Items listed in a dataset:

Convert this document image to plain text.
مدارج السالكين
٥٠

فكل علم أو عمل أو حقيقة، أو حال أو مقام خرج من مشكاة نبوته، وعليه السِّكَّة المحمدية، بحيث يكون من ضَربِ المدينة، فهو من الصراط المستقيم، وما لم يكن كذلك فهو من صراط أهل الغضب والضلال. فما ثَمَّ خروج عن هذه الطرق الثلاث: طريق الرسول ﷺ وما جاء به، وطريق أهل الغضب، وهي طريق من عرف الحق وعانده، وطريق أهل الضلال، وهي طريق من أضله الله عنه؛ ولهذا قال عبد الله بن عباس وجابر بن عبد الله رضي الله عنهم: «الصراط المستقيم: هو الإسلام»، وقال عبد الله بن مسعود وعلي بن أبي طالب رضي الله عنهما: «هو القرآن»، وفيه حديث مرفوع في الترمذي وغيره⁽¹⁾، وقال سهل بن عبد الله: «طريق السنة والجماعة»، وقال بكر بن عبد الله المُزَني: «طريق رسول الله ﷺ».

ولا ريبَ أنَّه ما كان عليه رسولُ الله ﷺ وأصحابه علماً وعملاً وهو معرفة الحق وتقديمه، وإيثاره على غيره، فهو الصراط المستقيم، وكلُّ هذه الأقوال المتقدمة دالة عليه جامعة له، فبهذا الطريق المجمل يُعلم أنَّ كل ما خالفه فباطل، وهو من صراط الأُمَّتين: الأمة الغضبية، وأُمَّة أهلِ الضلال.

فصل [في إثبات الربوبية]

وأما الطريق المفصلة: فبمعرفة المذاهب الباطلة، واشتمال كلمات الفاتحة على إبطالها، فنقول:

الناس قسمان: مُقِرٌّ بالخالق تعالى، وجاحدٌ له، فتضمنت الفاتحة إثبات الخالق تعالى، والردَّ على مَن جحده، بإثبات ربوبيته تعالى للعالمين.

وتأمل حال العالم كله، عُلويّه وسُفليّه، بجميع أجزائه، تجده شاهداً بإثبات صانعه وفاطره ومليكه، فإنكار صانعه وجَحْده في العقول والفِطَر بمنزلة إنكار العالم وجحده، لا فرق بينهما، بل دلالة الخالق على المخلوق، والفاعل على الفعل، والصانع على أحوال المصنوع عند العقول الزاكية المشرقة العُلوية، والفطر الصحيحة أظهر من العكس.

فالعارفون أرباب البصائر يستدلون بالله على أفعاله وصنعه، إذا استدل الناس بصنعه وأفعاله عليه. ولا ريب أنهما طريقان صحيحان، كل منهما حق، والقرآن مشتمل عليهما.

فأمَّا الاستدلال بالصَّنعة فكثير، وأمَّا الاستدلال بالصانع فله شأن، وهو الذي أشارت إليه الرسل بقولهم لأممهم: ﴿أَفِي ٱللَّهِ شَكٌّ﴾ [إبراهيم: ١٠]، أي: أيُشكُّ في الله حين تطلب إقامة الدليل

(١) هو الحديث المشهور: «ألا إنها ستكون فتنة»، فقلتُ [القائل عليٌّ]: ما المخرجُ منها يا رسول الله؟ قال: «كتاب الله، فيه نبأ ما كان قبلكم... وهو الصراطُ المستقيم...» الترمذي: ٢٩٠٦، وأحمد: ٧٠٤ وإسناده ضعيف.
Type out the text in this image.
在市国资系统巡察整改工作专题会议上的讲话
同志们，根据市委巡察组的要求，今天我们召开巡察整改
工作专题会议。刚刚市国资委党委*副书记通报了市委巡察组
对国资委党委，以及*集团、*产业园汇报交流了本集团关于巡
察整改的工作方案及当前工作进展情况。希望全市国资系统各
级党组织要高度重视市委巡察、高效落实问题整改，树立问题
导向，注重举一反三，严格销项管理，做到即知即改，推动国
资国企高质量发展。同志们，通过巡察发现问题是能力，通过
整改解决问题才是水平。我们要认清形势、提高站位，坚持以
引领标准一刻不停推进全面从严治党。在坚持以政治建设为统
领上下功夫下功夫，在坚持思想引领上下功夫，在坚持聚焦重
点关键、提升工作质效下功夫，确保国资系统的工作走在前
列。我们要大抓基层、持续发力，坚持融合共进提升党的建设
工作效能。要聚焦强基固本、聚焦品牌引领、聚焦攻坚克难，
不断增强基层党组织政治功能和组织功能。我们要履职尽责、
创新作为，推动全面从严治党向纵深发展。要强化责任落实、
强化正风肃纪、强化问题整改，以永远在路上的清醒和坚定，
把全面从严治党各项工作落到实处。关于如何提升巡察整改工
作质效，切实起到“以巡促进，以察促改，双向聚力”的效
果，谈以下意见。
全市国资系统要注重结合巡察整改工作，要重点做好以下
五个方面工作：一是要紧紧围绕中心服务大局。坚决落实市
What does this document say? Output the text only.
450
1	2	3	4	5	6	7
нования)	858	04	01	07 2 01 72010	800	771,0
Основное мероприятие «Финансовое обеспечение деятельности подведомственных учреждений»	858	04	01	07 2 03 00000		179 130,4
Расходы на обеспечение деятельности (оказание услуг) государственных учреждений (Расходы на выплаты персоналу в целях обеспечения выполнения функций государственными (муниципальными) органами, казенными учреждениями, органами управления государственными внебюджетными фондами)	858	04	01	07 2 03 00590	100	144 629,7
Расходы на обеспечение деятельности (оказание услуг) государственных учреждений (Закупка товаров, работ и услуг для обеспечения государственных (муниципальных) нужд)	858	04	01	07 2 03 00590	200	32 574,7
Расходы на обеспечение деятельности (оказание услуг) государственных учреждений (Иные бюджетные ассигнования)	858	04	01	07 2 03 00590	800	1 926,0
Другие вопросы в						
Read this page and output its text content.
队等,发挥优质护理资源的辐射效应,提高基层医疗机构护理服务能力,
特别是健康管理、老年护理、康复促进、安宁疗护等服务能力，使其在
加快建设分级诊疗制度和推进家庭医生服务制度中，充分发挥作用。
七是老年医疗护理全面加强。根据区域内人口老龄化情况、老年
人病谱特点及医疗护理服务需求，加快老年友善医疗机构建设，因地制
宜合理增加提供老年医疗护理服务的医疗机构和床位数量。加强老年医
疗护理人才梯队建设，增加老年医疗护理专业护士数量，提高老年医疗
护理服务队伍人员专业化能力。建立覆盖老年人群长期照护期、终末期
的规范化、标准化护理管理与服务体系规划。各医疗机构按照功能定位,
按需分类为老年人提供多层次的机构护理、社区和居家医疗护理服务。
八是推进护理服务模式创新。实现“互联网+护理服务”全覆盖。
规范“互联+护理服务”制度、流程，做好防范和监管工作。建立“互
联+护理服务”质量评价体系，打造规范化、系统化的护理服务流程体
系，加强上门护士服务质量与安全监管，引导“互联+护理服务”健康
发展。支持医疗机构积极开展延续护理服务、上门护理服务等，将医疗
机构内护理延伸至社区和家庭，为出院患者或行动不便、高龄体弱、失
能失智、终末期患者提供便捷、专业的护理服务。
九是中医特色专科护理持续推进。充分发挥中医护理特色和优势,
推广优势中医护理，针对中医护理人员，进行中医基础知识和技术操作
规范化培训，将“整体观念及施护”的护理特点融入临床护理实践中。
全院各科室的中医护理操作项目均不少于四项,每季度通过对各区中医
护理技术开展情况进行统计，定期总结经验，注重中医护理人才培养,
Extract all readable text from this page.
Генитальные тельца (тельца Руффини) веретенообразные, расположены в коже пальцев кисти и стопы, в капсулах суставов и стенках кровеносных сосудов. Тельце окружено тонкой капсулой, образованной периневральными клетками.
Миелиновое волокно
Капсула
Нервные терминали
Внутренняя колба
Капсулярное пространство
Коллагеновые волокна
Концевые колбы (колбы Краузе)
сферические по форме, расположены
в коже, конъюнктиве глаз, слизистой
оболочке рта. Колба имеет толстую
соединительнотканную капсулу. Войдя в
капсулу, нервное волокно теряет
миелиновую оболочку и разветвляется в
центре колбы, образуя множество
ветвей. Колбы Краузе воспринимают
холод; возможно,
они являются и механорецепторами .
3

YOUR TASK:
Copy each line of the entries that includes the word "بإثبات".

RESPONSE BELOW:
الناس قسمان: مُقِرٌّ بالخالق تعالى، وجاحدٌ له، فتضمنت الفاتحة إثبات الخالق تعالى، والردَّ على مَن جحده، بإثبات ربوبيته تعالى للعالمين.
وتأمل حال العالم كله، عُلويّه وسُفليّه، بجميع أجزائه، تجده شاهداً بإثبات صانعه وفاطره ومليكه، فإنكار صانعه وجَحْده في العقول والفِطَر بمنزلة إنكار العالم وجحده، لا فرق بينهما، بل دلالة الخالق على المخلوق، والفاعل على الفعل، والصانع على أحوال المصنوع عند العقول الزاكية المشرقة العُلوية، والفطر الصحيحة أظهر من العكس.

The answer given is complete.